Input material —
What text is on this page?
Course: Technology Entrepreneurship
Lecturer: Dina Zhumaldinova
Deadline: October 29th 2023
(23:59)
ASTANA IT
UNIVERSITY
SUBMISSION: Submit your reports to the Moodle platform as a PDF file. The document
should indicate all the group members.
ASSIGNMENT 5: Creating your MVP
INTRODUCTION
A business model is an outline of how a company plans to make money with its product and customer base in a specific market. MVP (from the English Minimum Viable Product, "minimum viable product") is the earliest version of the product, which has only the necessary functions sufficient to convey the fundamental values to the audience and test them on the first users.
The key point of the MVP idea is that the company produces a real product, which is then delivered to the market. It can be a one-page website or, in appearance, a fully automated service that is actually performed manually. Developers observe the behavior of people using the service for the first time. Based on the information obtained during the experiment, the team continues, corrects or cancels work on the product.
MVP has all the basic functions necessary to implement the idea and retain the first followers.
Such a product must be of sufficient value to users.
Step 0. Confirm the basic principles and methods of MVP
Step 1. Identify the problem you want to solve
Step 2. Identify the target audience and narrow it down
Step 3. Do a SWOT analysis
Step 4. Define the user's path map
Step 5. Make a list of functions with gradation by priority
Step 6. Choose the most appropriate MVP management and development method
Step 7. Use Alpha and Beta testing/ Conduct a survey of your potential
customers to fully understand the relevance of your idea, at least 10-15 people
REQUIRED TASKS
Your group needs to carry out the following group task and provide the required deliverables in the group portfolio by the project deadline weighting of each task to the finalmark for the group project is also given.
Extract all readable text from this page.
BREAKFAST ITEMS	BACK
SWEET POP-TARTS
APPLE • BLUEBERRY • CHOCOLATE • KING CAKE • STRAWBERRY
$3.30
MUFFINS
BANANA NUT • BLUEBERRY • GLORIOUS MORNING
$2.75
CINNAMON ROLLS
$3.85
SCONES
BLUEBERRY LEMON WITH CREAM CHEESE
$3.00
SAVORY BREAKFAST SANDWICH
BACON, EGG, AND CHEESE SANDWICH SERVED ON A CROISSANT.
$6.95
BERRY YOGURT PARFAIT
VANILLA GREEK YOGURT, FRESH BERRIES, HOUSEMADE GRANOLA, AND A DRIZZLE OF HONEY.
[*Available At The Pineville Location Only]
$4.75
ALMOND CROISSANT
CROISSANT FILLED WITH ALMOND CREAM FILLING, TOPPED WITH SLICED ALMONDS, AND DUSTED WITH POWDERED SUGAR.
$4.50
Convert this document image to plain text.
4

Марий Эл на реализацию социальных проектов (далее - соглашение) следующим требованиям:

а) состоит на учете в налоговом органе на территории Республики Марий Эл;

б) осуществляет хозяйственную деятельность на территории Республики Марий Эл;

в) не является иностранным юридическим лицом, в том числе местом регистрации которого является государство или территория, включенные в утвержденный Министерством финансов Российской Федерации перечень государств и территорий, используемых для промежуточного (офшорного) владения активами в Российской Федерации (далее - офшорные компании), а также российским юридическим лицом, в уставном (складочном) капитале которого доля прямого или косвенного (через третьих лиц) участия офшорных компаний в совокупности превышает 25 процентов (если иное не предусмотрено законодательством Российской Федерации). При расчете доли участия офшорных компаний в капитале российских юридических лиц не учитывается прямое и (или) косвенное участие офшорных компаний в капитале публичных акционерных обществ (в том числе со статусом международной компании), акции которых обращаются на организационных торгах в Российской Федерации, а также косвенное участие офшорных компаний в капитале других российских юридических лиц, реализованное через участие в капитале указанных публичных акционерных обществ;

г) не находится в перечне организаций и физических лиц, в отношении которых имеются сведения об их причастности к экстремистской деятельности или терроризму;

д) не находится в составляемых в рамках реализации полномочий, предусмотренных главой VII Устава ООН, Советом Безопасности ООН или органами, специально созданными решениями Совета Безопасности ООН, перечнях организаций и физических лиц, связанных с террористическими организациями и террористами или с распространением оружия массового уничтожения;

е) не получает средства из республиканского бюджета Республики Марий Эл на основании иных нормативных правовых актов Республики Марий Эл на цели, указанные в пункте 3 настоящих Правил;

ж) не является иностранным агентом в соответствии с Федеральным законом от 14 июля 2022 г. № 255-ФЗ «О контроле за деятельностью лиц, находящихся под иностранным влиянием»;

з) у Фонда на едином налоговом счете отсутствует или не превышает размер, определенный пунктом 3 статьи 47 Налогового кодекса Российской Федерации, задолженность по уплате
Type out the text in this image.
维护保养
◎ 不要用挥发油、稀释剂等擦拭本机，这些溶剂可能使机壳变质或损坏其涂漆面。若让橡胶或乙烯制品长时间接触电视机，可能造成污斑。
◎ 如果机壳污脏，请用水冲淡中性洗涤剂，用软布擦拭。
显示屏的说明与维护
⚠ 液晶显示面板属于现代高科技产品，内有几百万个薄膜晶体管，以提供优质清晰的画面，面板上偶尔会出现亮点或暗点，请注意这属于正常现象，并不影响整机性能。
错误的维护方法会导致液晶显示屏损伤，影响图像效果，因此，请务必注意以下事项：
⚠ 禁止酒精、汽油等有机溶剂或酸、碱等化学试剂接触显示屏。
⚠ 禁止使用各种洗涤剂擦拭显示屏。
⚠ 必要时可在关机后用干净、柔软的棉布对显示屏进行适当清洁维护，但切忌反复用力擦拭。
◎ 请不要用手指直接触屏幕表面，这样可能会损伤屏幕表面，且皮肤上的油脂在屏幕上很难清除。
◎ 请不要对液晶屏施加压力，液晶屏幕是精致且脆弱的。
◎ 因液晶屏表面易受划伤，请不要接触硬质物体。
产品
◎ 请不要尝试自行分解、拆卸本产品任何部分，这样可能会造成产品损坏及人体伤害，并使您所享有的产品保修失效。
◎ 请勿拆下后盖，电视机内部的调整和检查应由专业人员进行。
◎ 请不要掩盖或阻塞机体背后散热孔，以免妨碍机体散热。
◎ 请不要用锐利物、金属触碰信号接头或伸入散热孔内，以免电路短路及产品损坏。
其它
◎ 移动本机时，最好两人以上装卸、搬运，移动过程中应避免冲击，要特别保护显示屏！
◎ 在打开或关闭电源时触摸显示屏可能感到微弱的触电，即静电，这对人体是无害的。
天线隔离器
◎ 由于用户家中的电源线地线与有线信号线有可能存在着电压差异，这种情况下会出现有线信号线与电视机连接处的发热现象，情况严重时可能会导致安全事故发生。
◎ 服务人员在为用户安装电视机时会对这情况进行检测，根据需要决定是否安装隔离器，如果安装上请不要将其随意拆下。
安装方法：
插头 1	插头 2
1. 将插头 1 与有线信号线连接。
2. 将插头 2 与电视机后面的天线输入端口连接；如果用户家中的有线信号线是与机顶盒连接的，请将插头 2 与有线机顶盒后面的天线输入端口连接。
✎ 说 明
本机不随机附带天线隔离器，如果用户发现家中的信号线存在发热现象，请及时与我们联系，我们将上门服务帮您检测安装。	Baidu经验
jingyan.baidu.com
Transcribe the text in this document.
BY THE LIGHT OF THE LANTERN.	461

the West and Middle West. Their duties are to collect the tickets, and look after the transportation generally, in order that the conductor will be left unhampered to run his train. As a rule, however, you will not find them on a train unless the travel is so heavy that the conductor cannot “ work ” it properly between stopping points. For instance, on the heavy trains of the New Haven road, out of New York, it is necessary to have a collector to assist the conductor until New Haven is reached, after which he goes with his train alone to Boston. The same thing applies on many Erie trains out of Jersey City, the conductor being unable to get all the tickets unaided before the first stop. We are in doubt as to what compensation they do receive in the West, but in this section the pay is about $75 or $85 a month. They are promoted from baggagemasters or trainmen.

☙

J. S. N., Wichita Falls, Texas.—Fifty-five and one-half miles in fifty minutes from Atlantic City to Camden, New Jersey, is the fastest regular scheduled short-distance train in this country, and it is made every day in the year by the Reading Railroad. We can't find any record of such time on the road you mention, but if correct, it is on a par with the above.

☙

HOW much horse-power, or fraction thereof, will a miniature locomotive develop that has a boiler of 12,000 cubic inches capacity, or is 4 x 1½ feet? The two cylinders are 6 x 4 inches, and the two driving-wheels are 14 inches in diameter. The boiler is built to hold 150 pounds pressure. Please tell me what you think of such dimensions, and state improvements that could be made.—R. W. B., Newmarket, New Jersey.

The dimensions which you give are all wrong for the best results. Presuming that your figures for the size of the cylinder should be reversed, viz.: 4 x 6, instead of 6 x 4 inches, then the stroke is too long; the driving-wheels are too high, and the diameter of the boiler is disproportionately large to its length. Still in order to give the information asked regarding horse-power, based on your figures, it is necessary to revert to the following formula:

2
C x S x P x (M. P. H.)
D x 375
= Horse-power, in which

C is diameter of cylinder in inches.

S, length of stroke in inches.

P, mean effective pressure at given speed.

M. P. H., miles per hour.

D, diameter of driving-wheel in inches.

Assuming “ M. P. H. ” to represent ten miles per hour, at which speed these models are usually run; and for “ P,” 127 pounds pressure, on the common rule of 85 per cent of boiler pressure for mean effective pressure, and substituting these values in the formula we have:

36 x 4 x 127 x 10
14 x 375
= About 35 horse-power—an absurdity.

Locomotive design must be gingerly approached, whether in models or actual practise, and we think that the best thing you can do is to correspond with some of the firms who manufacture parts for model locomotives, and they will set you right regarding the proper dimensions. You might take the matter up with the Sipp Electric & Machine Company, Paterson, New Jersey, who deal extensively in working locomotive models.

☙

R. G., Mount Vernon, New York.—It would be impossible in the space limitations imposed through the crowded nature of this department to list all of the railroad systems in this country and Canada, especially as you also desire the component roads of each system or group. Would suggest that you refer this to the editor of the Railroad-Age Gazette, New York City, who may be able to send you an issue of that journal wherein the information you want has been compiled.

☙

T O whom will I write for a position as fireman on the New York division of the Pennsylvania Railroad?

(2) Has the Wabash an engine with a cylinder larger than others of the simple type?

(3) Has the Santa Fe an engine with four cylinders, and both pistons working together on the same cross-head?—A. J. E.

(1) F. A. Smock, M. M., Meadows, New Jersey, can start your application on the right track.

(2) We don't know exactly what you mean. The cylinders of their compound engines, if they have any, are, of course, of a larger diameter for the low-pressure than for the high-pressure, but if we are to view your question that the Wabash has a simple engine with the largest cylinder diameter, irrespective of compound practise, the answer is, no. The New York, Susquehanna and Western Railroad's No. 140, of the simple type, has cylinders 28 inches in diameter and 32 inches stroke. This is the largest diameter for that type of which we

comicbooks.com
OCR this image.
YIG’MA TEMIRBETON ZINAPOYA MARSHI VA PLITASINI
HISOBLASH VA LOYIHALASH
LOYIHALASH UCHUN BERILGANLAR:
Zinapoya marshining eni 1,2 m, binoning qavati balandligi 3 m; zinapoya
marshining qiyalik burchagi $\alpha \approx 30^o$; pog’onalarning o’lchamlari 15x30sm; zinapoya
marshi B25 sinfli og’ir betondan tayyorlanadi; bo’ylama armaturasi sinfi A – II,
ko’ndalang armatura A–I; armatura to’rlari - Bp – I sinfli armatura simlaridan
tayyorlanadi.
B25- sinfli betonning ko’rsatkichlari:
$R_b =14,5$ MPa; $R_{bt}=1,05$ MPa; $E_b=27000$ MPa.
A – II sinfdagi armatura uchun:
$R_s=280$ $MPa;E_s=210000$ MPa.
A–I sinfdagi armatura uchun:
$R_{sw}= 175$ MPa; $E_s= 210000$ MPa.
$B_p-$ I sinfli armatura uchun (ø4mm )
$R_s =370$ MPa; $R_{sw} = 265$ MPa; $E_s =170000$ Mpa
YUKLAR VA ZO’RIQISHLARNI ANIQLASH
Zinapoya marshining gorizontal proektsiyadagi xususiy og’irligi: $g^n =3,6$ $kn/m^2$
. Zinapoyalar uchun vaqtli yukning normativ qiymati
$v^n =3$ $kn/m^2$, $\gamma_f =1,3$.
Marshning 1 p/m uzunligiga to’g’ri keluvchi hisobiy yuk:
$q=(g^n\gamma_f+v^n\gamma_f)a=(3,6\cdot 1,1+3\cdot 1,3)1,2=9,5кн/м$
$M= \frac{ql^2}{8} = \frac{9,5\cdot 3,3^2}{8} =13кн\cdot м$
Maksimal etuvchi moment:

Written request —
Repeat exactly, and only, the lines from the one containing "OCR this image." through the end of the material.

Result —
OCR this image.
YIG’MA TEMIRBETON ZINAPOYA MARSHI VA PLITASINI
HISOBLASH VA LOYIHALASH
LOYIHALASH UCHUN BERILGANLAR:
Zinapoya marshining eni 1,2 m, binoning qavati balandligi 3 m; zinapoya
marshining qiyalik burchagi $\alpha \approx 30^o$; pog’onalarning o’lchamlari 15x30sm; zinapoya
marshi B25 sinfli og’ir betondan tayyorlanadi; bo’ylama armaturasi sinfi A – II,
ko’ndalang armatura A–I; armatura to’rlari - Bp – I sinfli armatura simlaridan
tayyorlanadi.
B25- sinfli betonning ko’rsatkichlari:
$R_b =14,5$ MPa; $R_{bt}=1,05$ MPa; $E_b=27000$ MPa.
A – II sinfdagi armatura uchun:
$R_s=280$ $MPa;E_s=210000$ MPa.
A–I sinfdagi armatura uchun:
$R_{sw}= 175$ MPa; $E_s= 210000$ MPa.
$B_p-$ I sinfli armatura uchun (ø4mm )
$R_s =370$ MPa; $R_{sw} = 265$ MPa; $E_s =170000$ Mpa
YUKLAR VA ZO’RIQISHLARNI ANIQLASH
Zinapoya marshining gorizontal proektsiyadagi xususiy og’irligi: $g^n =3,6$ $kn/m^2$
. Zinapoyalar uchun vaqtli yukning normativ qiymati
$v^n =3$ $kn/m^2$, $\gamma_f =1,3$.
Marshning 1 p/m uzunligiga to’g’ri keluvchi hisobiy yuk:
$q=(g^n\gamma_f+v^n\gamma_f)a=(3,6\cdot 1,1+3\cdot 1,3)1,2=9,5кн/м$
$M= \frac{ql^2}{8} = \frac{9,5\cdot 3,3^2}{8} =13кн\cdot м$
Maksimal etuvchi moment:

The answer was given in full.